Do this
Copy all of the records below verbatim.

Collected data
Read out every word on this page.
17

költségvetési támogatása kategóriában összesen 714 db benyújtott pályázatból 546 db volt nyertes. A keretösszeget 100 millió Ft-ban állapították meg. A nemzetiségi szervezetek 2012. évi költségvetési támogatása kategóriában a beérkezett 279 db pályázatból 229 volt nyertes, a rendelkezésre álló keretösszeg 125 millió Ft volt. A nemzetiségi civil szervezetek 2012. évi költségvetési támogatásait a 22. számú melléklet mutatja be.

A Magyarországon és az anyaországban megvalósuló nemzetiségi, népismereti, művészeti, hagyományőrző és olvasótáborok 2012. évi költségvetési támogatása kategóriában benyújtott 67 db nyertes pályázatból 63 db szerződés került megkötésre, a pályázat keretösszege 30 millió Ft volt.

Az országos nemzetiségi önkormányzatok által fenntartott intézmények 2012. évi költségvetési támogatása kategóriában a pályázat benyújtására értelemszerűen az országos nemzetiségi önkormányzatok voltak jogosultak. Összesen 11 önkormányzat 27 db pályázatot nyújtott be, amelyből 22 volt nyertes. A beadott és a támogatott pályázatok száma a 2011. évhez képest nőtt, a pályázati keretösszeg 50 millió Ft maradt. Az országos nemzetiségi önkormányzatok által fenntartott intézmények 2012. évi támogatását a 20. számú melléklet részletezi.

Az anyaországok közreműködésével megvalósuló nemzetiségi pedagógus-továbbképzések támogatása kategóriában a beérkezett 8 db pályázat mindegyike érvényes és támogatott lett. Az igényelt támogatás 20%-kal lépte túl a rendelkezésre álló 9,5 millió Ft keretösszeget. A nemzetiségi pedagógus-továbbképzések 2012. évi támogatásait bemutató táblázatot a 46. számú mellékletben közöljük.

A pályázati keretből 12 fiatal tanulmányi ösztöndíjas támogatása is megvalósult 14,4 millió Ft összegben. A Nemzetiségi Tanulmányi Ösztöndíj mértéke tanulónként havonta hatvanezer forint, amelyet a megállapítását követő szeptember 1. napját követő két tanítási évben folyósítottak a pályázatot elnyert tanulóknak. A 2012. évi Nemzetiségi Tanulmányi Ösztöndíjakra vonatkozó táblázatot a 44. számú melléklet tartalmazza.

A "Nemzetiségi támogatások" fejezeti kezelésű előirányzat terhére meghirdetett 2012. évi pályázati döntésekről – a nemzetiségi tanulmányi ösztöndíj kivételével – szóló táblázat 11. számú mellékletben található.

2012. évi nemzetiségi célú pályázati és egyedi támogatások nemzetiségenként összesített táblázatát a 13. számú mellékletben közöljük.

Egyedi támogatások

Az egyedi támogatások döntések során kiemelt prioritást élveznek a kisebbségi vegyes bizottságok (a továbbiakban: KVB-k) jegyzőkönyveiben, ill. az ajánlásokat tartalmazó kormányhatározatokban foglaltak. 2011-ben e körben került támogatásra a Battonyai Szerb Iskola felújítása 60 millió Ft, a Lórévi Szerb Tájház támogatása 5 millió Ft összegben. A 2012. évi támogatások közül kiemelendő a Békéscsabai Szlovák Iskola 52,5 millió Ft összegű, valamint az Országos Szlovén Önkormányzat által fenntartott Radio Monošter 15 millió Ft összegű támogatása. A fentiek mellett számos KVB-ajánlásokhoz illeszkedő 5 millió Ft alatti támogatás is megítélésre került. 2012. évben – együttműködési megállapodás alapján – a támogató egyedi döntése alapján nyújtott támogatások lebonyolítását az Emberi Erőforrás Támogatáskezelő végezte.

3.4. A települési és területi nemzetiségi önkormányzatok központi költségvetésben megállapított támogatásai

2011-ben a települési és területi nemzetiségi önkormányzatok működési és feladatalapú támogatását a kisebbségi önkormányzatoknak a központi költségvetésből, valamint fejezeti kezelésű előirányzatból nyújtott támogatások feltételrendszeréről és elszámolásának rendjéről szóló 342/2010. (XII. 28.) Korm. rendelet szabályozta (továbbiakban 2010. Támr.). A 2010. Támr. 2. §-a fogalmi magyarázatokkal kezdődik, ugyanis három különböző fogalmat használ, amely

Task answer
Read out every word on this page.
17

költségvetési támogatása kategóriában összesen 714 db benyújtott pályázatból 546 db volt nyertes. A keretösszeget 100 millió Ft-ban állapították meg. A nemzetiségi szervezetek 2012. évi költségvetési támogatása kategóriában a beérkezett 279 db pályázatból 229 volt nyertes, a rendelkezésre álló keretösszeg 125 millió Ft volt. A nemzetiségi civil szervezetek 2012. évi költségvetési támogatásait a 22. számú melléklet mutatja be.

A Magyarországon és az anyaországban megvalósuló nemzetiségi, népismereti, művészeti, hagyományőrző és olvasótáborok 2012. évi költségvetési támogatása kategóriában benyújtott 67 db nyertes pályázatból 63 db szerződés került megkötésre, a pályázat keretösszege 30 millió Ft volt.

Az országos nemzetiségi önkormányzatok által fenntartott intézmények 2012. évi költségvetési támogatása kategóriában a pályázat benyújtására értelemszerűen az országos nemzetiségi önkormányzatok voltak jogosultak. Összesen 11 önkormányzat 27 db pályázatot nyújtott be, amelyből 22 volt nyertes. A beadott és a támogatott pályázatok száma a 2011. évhez képest nőtt, a pályázati keretösszeg 50 millió Ft maradt. Az országos nemzetiségi önkormányzatok által fenntartott intézmények 2012. évi támogatását a 20. számú melléklet részletezi.

Az anyaországok közreműködésével megvalósuló nemzetiségi pedagógus-továbbképzések támogatása kategóriában a beérkezett 8 db pályázat mindegyike érvényes és támogatott lett. Az igényelt támogatás 20%-kal lépte túl a rendelkezésre álló 9,5 millió Ft keretösszeget. A nemzetiségi pedagógus-továbbképzések 2012. évi támogatásait bemutató táblázatot a 46. számú mellékletben közöljük.

A pályázati keretből 12 fiatal tanulmányi ösztöndíjas támogatása is megvalósult 14,4 millió Ft összegben. A Nemzetiségi Tanulmányi Ösztöndíj mértéke tanulónként havonta hatvanezer forint, amelyet a megállapítását követő szeptember 1. napját követő két tanítási évben folyósítottak a pályázatot elnyert tanulóknak. A 2012. évi Nemzetiségi Tanulmányi Ösztöndíjakra vonatkozó táblázatot a 44. számú melléklet tartalmazza.

A "Nemzetiségi támogatások" fejezeti kezelésű előirányzat terhére meghirdetett 2012. évi pályázati döntésekről – a nemzetiségi tanulmányi ösztöndíj kivételével – szóló táblázat 11. számú mellékletben található.

2012. évi nemzetiségi célú pályázati és egyedi támogatások nemzetiségenként összesített táblázatát a 13. számú mellékletben közöljük.

Egyedi támogatások

Az egyedi támogatások döntések során kiemelt prioritást élveznek a kisebbségi vegyes bizottságok (a továbbiakban: KVB-k) jegyzőkönyveiben, ill. az ajánlásokat tartalmazó kormányhatározatokban foglaltak. 2011-ben e körben került támogatásra a Battonyai Szerb Iskola felújítása 60 millió Ft, a Lórévi Szerb Tájház támogatása 5 millió Ft összegben. A 2012. évi támogatások közül kiemelendő a Békéscsabai Szlovák Iskola 52,5 millió Ft összegű, valamint az Országos Szlovén Önkormányzat által fenntartott Radio Monošter 15 millió Ft összegű támogatása. A fentiek mellett számos KVB-ajánlásokhoz illeszkedő 5 millió Ft alatti támogatás is megítélésre került. 2012. évben – együttműködési megállapodás alapján – a támogató egyedi döntése alapján nyújtott támogatások lebonyolítását az Emberi Erőforrás Támogatáskezelő végezte.

3.4. A települési és területi nemzetiségi önkormányzatok központi költségvetésben megállapított támogatásai

2011-ben a települési és területi nemzetiségi önkormányzatok működési és feladatalapú támogatását a kisebbségi önkormányzatoknak a központi költségvetésből, valamint fejezeti kezelésű előirányzatból nyújtott támogatások feltételrendszeréről és elszámolásának rendjéről szóló 342/2010. (XII. 28.) Korm. rendelet szabályozta (továbbiakban 2010. Támr.). A 2010. Támr. 2. §-a fogalmi magyarázatokkal kezdődik, ugyanis három különböző fogalmat használ, amely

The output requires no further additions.